start The input

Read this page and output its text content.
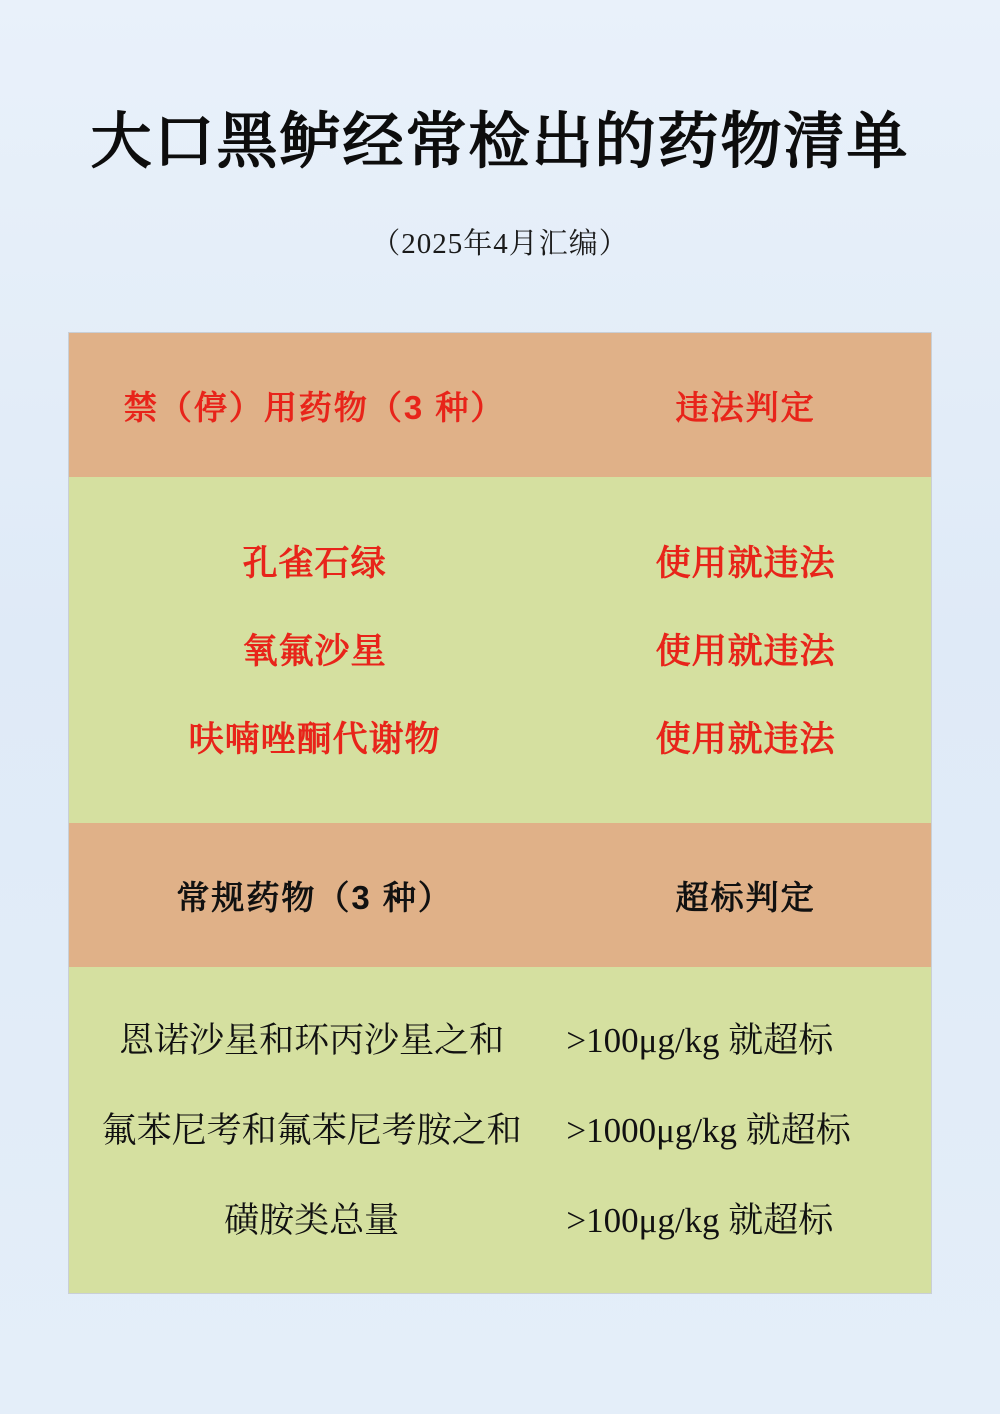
大口黑鲈经常检出的药物清单
（2025年4月汇编）
禁（停）用药物（3 种）	违法判定
孔雀石绿	使用就违法
氧氟沙星	使用就违法
呋喃唑酮代谢物	使用就违法
常规药物（3 种）	超标判定
恩诺沙星和环丙沙星之和	>100μg/kg 就超标
氟苯尼考和氟苯尼考胺之和	>1000μg/kg 就超标
磺胺类总量	>100μg/kg 就超标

end The input

[What is expected]:
Copy out every line of the listing that includes the string "使用就违法".

[Response to this task]:
孔雀石绿	使用就违法
氧氟沙星	使用就违法
呋喃唑酮代谢物	使用就违法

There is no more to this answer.